Given instruction »
Identify each line below that contains the word "Verstorbenen", and copy it out.

Excerpt from a dataset »
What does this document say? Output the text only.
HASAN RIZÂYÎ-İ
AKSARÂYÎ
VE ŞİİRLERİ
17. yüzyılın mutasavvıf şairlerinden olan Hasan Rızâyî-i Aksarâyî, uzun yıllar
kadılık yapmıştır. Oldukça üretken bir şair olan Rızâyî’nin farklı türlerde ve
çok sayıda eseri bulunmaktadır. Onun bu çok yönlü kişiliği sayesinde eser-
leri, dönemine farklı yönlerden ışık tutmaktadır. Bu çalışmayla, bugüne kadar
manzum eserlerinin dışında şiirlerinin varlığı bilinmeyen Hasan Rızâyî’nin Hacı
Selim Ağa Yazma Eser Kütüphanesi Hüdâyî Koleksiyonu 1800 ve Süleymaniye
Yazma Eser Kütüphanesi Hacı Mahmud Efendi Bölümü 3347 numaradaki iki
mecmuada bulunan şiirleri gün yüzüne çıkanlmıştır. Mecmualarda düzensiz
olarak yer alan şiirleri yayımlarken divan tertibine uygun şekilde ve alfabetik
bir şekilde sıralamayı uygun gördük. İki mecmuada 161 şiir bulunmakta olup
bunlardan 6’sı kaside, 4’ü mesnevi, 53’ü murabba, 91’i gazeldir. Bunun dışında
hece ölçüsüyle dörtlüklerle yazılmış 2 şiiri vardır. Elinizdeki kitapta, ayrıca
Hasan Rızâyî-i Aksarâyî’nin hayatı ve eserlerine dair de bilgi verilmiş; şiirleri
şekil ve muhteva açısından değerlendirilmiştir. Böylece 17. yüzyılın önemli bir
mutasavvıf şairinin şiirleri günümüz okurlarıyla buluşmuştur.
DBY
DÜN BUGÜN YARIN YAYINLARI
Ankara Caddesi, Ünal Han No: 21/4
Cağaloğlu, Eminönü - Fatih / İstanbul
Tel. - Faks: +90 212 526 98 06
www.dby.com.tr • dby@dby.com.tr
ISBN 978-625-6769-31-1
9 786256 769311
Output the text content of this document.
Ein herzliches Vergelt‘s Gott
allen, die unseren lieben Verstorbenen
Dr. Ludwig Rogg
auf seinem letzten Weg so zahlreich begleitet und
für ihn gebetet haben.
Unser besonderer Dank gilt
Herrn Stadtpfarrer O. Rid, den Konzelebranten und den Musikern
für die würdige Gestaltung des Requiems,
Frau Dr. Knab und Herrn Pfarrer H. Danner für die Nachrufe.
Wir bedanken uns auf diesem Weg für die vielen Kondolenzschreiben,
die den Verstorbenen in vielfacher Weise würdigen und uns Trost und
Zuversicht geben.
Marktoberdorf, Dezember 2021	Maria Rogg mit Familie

Full output »
allen, die unseren lieben Verstorbenen
die den Verstorbenen in vielfacher Weise würdigen und uns Trost und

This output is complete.